[Opening TEXT PASSAGE section]

Indeed, Hobbes writes that the Laws of Nature can be captured by the Golden Rule formulation, “Do not that to another, which thou wouldest not have done to thyself.” (This is a ‘negative’ formulation of the Golden Rule, which goes back to Rabbi Hillel in the Judaic tradition, and is sometimes called a ‘Silver Rule’ to contrast it by way of Jesus’ formulation in the Gospels, which is found alongside the ‘double commandment of love’ with regard to God and neighbor.) Much more could be said here (e.g., what Lloyd terms Hobbes’s ‘reciprocity theorem’ does not capture the Golden Rule inasmuch as the latter goes beyond strict reciprocity) but it should suffice to make the point that I can’t recall anyone suggesting that the Leviathan might be considered a work of theology or that we might entertain the thought of Hobbes as a theologian or even both a philosopher and a theologian.

[Closing TEXT PASSAGE section]
[Opening INFORMATION SUPPLIED section]

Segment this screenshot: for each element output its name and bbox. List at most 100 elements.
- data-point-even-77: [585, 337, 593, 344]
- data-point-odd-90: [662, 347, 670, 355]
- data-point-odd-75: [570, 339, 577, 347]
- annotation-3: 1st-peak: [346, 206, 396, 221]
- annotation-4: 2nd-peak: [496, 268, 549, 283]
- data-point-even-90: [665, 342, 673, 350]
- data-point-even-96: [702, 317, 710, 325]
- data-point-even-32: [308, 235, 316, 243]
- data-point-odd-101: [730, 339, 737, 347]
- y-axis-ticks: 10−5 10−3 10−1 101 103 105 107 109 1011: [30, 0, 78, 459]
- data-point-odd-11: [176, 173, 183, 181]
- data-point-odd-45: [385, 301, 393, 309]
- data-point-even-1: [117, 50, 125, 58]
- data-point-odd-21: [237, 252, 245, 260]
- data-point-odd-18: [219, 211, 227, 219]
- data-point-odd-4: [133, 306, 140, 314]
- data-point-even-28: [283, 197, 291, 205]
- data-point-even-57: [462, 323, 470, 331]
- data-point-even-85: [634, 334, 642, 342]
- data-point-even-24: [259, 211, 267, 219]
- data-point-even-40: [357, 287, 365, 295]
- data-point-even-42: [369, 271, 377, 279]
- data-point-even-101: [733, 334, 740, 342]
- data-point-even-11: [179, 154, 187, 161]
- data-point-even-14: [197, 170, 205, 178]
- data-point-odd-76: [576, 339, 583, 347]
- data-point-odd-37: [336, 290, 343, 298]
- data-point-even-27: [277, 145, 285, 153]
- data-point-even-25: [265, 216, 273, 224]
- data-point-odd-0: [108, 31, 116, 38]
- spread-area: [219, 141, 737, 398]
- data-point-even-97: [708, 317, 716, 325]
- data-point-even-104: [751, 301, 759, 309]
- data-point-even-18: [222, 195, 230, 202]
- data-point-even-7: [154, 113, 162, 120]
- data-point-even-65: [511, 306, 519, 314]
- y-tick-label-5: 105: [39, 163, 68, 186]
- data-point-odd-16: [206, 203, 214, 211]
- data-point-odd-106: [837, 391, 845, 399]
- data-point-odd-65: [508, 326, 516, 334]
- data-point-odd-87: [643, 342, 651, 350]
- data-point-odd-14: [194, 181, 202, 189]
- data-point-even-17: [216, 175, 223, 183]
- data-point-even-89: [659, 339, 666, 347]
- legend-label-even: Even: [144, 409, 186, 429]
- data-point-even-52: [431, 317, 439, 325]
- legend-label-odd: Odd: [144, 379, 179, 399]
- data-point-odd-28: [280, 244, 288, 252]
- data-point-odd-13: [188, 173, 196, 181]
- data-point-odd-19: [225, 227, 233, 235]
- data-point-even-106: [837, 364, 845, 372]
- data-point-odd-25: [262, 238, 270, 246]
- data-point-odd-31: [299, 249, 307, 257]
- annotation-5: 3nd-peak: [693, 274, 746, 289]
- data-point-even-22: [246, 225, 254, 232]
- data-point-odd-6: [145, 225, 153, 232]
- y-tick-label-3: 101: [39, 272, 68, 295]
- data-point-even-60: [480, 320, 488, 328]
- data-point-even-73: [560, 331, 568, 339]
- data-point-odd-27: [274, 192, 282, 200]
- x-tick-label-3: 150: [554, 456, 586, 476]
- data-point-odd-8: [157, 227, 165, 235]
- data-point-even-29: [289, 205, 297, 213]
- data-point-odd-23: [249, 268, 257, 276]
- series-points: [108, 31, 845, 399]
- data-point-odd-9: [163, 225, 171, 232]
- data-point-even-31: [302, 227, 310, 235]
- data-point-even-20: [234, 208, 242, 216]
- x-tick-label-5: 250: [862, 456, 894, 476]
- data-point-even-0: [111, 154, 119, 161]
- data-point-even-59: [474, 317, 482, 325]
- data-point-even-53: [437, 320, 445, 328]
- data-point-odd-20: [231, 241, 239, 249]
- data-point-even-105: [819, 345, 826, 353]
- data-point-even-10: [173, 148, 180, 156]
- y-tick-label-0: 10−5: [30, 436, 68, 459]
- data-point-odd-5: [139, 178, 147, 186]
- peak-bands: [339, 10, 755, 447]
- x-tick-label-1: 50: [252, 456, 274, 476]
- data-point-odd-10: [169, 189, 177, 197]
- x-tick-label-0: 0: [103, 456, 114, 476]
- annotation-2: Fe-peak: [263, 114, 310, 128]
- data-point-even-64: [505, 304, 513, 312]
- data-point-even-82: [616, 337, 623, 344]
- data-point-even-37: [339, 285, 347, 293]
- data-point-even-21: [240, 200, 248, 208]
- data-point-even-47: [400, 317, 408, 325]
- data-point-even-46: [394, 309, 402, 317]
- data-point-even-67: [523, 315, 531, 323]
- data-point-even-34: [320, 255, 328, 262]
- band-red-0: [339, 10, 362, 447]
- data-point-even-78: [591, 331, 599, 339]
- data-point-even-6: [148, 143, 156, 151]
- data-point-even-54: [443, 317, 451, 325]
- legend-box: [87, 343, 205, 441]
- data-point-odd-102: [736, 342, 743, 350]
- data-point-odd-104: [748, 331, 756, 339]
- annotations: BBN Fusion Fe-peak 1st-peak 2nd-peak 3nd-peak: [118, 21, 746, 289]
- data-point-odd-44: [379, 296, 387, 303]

[Closing INFORMATION SUPPLIED section]

• **PROBLEM REQUIREMENTS**
In the passage on Hobbes and the Golden Rule, what name is sometimes given to the negative formulation of the Golden Rule?

• **TASK OUTPUT**
It is sometimes called a "Silver Rule."